What is expected »
Leave out every picture, then output exactly the lines between the ones holding "Convert this screenshot" and "Give me the", inclusive, and nothing beyond them.

>> start Items

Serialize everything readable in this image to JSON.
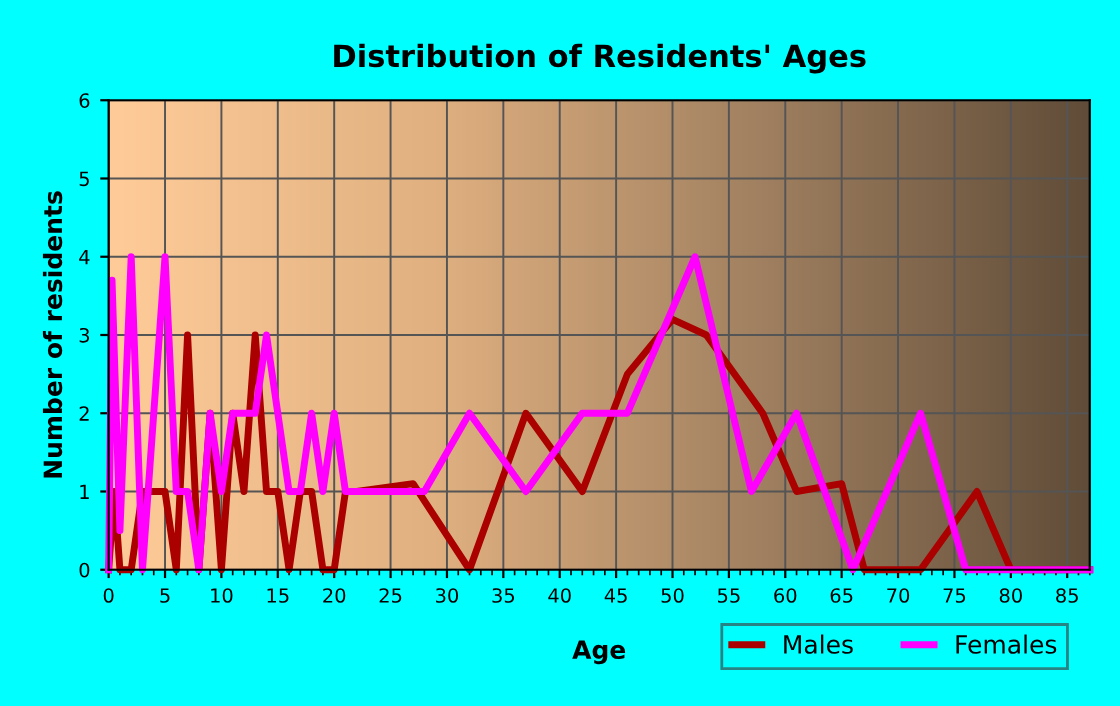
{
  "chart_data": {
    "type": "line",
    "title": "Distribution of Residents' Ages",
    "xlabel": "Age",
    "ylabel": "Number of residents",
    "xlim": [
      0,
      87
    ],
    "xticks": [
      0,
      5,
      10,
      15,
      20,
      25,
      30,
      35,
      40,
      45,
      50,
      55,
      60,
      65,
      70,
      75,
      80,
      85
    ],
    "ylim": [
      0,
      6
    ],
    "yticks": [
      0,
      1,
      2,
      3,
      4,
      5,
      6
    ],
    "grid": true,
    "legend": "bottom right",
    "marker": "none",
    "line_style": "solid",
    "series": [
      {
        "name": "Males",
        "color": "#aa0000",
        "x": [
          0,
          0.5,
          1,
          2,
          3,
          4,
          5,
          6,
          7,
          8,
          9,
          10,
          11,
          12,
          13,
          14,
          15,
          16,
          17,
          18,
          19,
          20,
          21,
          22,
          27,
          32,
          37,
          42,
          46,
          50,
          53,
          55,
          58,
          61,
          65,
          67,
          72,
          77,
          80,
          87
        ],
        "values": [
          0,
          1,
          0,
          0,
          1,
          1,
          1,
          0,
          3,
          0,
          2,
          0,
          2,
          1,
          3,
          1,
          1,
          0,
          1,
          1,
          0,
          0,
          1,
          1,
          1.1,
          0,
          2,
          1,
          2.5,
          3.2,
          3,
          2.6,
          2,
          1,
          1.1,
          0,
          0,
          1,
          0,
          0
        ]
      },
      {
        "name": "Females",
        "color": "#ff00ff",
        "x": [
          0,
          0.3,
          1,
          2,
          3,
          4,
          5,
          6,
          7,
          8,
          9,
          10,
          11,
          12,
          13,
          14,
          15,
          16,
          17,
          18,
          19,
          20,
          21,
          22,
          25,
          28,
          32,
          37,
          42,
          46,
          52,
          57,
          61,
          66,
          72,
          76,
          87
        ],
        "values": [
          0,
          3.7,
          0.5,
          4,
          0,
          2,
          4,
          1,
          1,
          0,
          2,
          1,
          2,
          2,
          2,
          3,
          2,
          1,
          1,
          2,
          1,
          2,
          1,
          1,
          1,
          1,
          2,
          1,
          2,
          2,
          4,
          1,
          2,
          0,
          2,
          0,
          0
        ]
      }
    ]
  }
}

>> end Items
>> start Items

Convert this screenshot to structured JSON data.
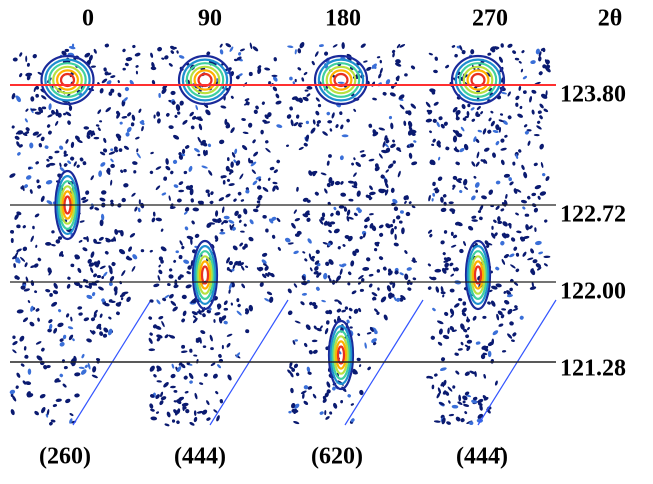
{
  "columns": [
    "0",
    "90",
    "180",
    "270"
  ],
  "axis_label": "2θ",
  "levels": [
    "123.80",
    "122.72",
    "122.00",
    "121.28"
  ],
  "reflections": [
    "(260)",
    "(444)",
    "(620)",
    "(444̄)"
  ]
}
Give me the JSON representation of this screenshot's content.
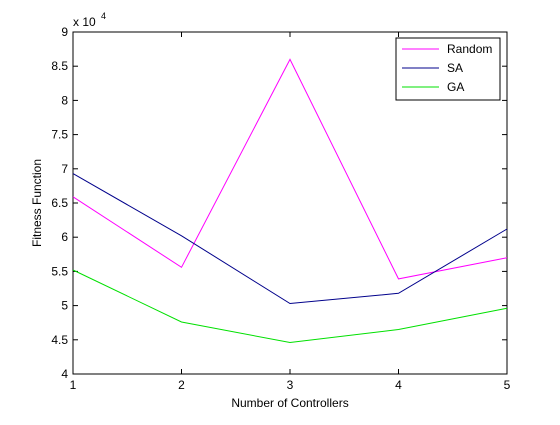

>> end Items
>> start Items

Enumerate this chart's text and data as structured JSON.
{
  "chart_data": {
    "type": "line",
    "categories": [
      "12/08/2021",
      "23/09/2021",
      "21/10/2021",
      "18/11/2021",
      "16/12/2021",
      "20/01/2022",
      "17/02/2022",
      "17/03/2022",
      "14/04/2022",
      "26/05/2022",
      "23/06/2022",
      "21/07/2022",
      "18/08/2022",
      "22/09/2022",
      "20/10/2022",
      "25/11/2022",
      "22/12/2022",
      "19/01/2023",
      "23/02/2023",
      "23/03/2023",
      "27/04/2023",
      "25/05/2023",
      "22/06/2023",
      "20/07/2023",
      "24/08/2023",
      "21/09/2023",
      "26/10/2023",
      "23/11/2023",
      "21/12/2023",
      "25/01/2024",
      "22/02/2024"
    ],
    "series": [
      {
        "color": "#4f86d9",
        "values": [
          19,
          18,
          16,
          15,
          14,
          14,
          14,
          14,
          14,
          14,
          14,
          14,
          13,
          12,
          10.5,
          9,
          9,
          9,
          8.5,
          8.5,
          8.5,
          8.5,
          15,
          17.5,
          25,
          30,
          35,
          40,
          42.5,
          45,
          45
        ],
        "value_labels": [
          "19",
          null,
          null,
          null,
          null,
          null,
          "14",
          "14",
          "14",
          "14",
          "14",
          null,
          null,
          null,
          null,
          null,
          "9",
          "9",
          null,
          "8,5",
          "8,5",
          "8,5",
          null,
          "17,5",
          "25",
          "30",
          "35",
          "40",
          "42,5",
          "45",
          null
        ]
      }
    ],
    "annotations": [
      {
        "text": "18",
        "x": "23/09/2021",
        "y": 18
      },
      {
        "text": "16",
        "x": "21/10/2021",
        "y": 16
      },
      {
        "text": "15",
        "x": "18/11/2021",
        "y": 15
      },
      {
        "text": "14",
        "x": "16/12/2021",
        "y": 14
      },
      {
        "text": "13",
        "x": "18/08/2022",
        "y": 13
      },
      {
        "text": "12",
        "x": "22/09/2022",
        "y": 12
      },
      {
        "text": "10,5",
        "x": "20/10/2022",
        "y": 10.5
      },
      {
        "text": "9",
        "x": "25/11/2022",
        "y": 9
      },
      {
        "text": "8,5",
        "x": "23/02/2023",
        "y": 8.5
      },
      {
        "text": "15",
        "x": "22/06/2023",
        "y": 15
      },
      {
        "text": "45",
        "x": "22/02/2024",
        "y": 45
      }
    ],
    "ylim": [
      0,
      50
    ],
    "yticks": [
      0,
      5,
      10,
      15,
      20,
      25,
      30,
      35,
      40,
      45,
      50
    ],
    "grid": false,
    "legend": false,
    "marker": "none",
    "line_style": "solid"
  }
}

>> end Items

Response to the exercise »
Convert this screenshot to structured JSON data.
{
  "columns": [
    "0",
    "90",
    "180",
    "270"
  ],
  "axis_label": "2θ",
  "levels": [
    "123.80",
    "122.72",
    "122.00",
    "121.28"
  ],
  "reflections": [
    "(260)",
    "(444)",
    "(620)",
    "(444̄)"
  ]
}
Give me the JSON representation of this screenshot's content.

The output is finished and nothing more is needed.